→ Stated exercise: Locate each line in the records below that contains the string "card", and copy those lines out.

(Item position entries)
┌──

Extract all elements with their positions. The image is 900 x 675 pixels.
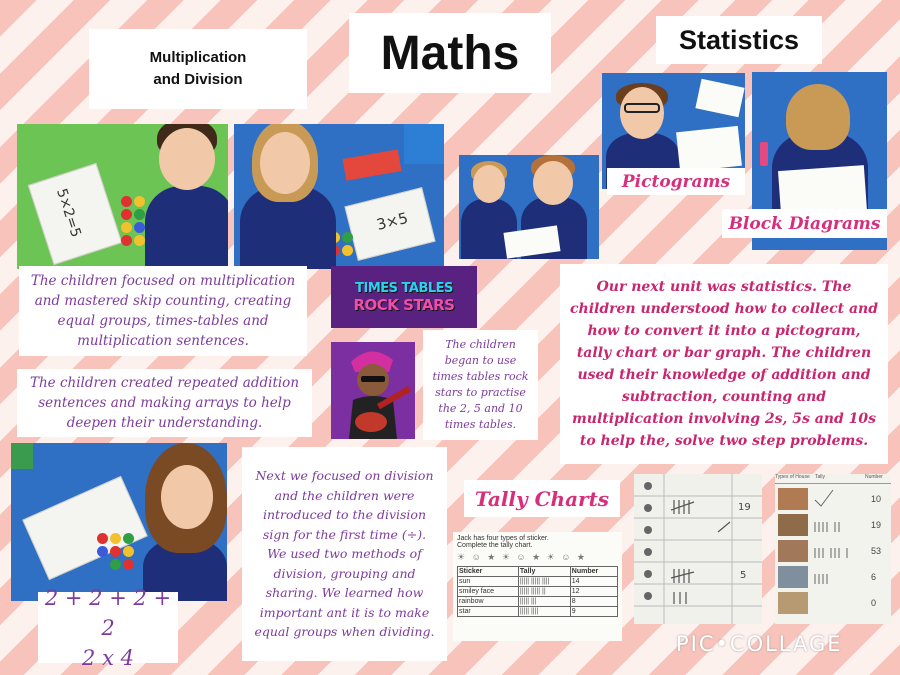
column-header: Sticker — [458, 567, 519, 577]
page-title: Maths — [380, 26, 520, 80]
ttrs-logo-line2: ROCK STARS — [353, 295, 455, 314]
whiteboard-text: 3×5 — [374, 208, 410, 234]
ttrs-logo-line1: TIMES TABLES — [355, 280, 453, 296]
photo-girl-arrays — [11, 443, 227, 601]
sticker-icons: ☀ ☺ ★ ☀ ☺ ★ ☀ ☺ ★ — [457, 552, 587, 562]
multiplication-title: Multiplication and Division — [149, 49, 247, 88]
table-row: smiley face ||||| ||||| || 12 — [458, 587, 618, 597]
house-sheet-header: Types of House Tally Number — [775, 474, 891, 484]
repeated-addition-card — [17, 369, 312, 437]
pictograms-label-card — [607, 168, 745, 195]
tally-sheet — [634, 474, 762, 624]
tally-number: 5 — [740, 570, 747, 581]
table-row: sun ||||| ||||| |||| 14 — [458, 577, 618, 587]
times-tables-card — [423, 330, 538, 440]
sticker-tally-worksheet — [453, 532, 622, 641]
house-number: 19 — [871, 520, 882, 530]
worksheet-instruction: Complete the tally chart. — [457, 542, 533, 549]
house-number: 53 — [871, 546, 882, 556]
pic-collage-watermark: PIC•COLLAGE — [676, 632, 843, 656]
tally-charts-label: Tally Charts — [474, 486, 610, 511]
house-number: 10 — [871, 494, 882, 504]
house-number: 6 — [871, 572, 877, 582]
equation-card — [38, 585, 178, 670]
equation-line-2: 2 x 4 — [82, 645, 134, 670]
repeated-addition-text: The children created repeated addition sentences and making arrays to help deepen their understanding. — [29, 375, 300, 431]
house-number: 0 — [871, 598, 877, 608]
column-header: Number — [570, 567, 617, 577]
worksheet-heading: Jack has four types of sticker. — [457, 535, 549, 542]
tally-number: 19 — [738, 502, 751, 513]
statistics-title: Statistics — [678, 24, 800, 55]
pictograms-label: Pictograms — [621, 171, 731, 192]
ttrs-logo — [331, 266, 477, 328]
times-tables-text: The children began to use times tables rock stars to practise the 2, 5 and 10 times tables. — [432, 338, 529, 431]
equation-line-1: 2 + 2 + 2 + 2 — [44, 585, 172, 640]
multiplication-focus-text: The children focused on multiplication and mastered skip counting, creating equal groups, times-tables and multiplication sentences. — [30, 273, 296, 349]
column-header: Tally — [518, 567, 570, 577]
division-text: Next we focused on division and the children were introduced to the division sign for the first time (÷). We used two methods of division, grouping and sharing. We learned how important ant it is to make equal groups when dividing. — [254, 468, 435, 640]
photo-boy-whiteboard — [17, 124, 228, 269]
whiteboard-text: 5×2=5 — [53, 186, 84, 240]
statistics-title-card — [656, 16, 822, 64]
block-diagrams-label: Block Diagrams — [728, 213, 881, 234]
multiplication-title-card — [89, 29, 307, 109]
tally-charts-label-card — [464, 480, 620, 517]
house-tally-sheet — [775, 474, 891, 624]
table-row: rainbow ||||| ||| 8 — [458, 597, 618, 607]
division-card — [242, 447, 447, 661]
rock-star-avatar — [331, 342, 415, 439]
multiplication-focus-card — [19, 266, 307, 356]
worksheet-table — [457, 566, 618, 617]
block-diagrams-label-card — [722, 209, 887, 238]
photo-girl-whiteboard — [234, 124, 444, 269]
maths-title-card — [349, 13, 551, 93]
table-row: star ||||| |||| 9 — [458, 607, 618, 617]
statistics-text-card — [560, 264, 888, 464]
photo-two-boys — [459, 155, 599, 259]
whiteboard — [28, 163, 122, 265]
statistics-text: Our next unit was statistics. The children understood how to collect and how to convert it into a pictogram, tally chart or bar graph. The children used their knowledge of addition and subtraction, counting and multiplication involving 2s, 5s and 10s to help the, solve two step problems. — [570, 279, 879, 449]
whiteboard — [344, 187, 435, 261]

└──

→ Written answer:
repeated-addition-card — [17, 369, 312, 437]
pictograms-label-card — [607, 168, 745, 195]
times-tables-card — [423, 330, 538, 440]
equation-card — [38, 585, 178, 670]
statistics-title-card — [656, 16, 822, 64]
multiplication-title-card — [89, 29, 307, 109]
tally-charts-label-card — [464, 480, 620, 517]
division-card — [242, 447, 447, 661]
multiplication-focus-card — [19, 266, 307, 356]
block-diagrams-label-card — [722, 209, 887, 238]
maths-title-card — [349, 13, 551, 93]
statistics-text-card — [560, 264, 888, 464]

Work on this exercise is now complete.